- **TASK TO COMPLETE**
Determine how many lines of this material contain "grid". Give only the number.

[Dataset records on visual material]

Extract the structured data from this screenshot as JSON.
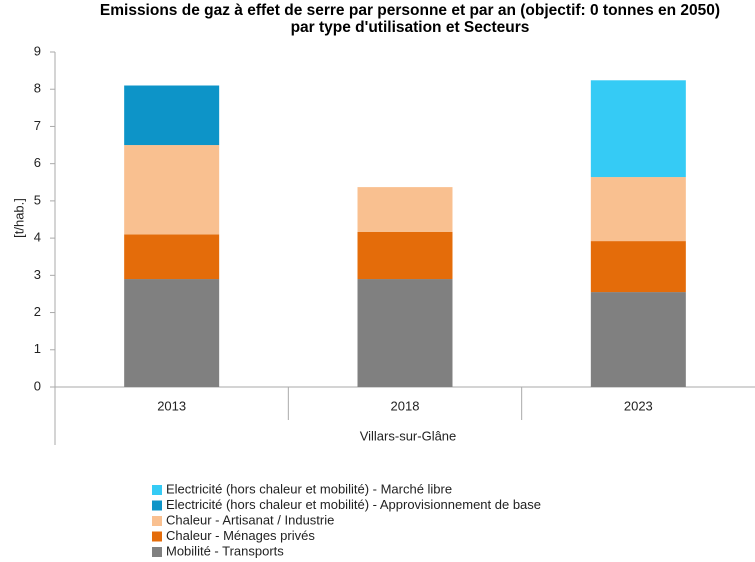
{
  "chart_data": {
    "type": "stacked_bar",
    "title": "Emissions de gaz à effet de serre par personne et par an (objectif: 0 tonnes en 2050) par type d'utilisation et Secteurs",
    "ylabel": "[t/hab.]",
    "group_label": "Villars-sur-Glâne",
    "categories": [
      "2013",
      "2018",
      "2023"
    ],
    "series": [
      {
        "name": "Mobilité - Transports",
        "color": "#808080",
        "values": [
          2.9,
          2.9,
          2.55
        ]
      },
      {
        "name": "Chaleur - Ménages privés",
        "color": "#e46c0a",
        "values": [
          1.2,
          1.27,
          1.37
        ]
      },
      {
        "name": "Chaleur - Artisanat / Industrie",
        "color": "#f9c090",
        "values": [
          2.4,
          1.2,
          1.72
        ]
      },
      {
        "name": "Electricité (hors chaleur et mobilité) - Approvisionnement de base",
        "color": "#0d94c8",
        "values": [
          1.6,
          0,
          0
        ]
      },
      {
        "name": "Electricité (hors chaleur et mobilité) - Marché libre",
        "color": "#35cbf5",
        "values": [
          0,
          0,
          2.6
        ]
      }
    ],
    "ylim": [
      0,
      9
    ],
    "yticks": [
      0,
      1,
      2,
      3,
      4,
      5,
      6,
      7,
      8,
      9
    ],
    "grid": false
  }
}
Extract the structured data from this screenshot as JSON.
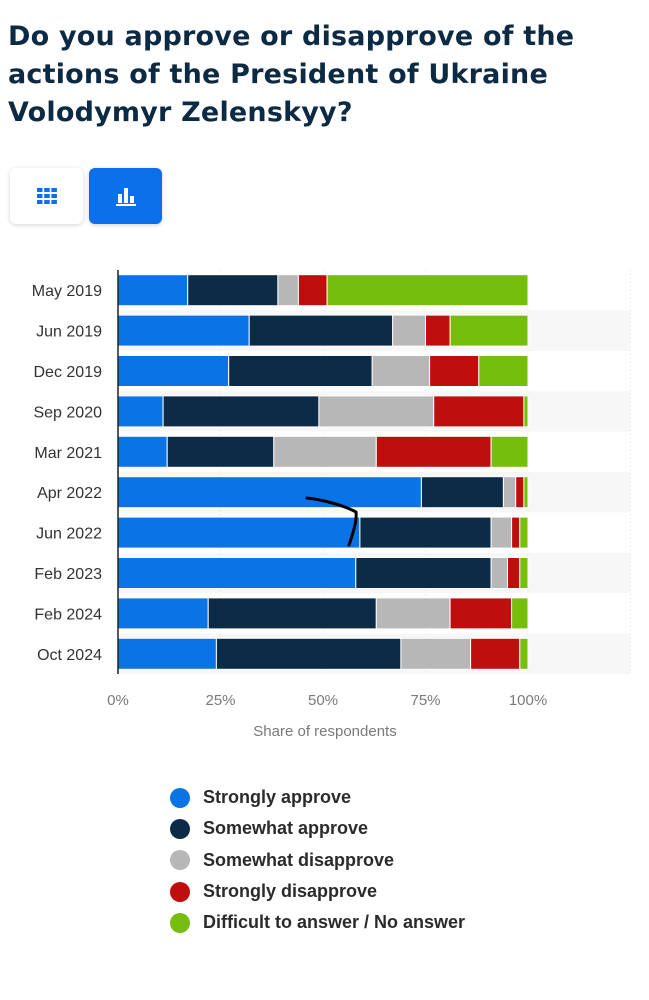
{
  "title": "Do you approve or disapprove of the actions of the President of Ukraine Volodymyr Zelenskyy?",
  "view_toggle": {
    "table_icon": "table-grid-icon",
    "chart_icon": "bar-chart-icon",
    "active": "chart"
  },
  "chart_data": {
    "type": "bar",
    "orientation": "horizontal",
    "stacked": true,
    "categories": [
      "May 2019",
      "Jun 2019",
      "Dec 2019",
      "Sep 2020",
      "Mar 2021",
      "Apr 2022",
      "Jun 2022",
      "Feb 2023",
      "Feb 2024",
      "Oct 2024"
    ],
    "series": [
      {
        "name": "Strongly approve",
        "color": "#0a74e6",
        "values": [
          17,
          32,
          27,
          11,
          12,
          74,
          59,
          58,
          22,
          24
        ]
      },
      {
        "name": "Somewhat approve",
        "color": "#0c2b46",
        "values": [
          22,
          35,
          35,
          38,
          26,
          20,
          32,
          33,
          41,
          45
        ]
      },
      {
        "name": "Somewhat disapprove",
        "color": "#b7b7b7",
        "values": [
          5,
          8,
          14,
          28,
          25,
          3,
          5,
          4,
          18,
          17
        ]
      },
      {
        "name": "Strongly disapprove",
        "color": "#be0e0e",
        "values": [
          7,
          6,
          12,
          22,
          28,
          2,
          2,
          3,
          15,
          12
        ]
      },
      {
        "name": "Difficult to answer / No answer",
        "color": "#75be0e",
        "values": [
          49,
          19,
          12,
          1,
          9,
          1,
          2,
          2,
          4,
          2
        ]
      }
    ],
    "xlabel": "Share of respondents",
    "ylabel": "",
    "xlim": [
      0,
      125
    ],
    "xticks": [
      0,
      25,
      50,
      75,
      100
    ],
    "xtick_labels": [
      "0%",
      "25%",
      "50%",
      "75%",
      "100%"
    ],
    "grid": true,
    "legend_position": "bottom"
  }
}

- **RESPONSE TO THIS EXERCISE**
3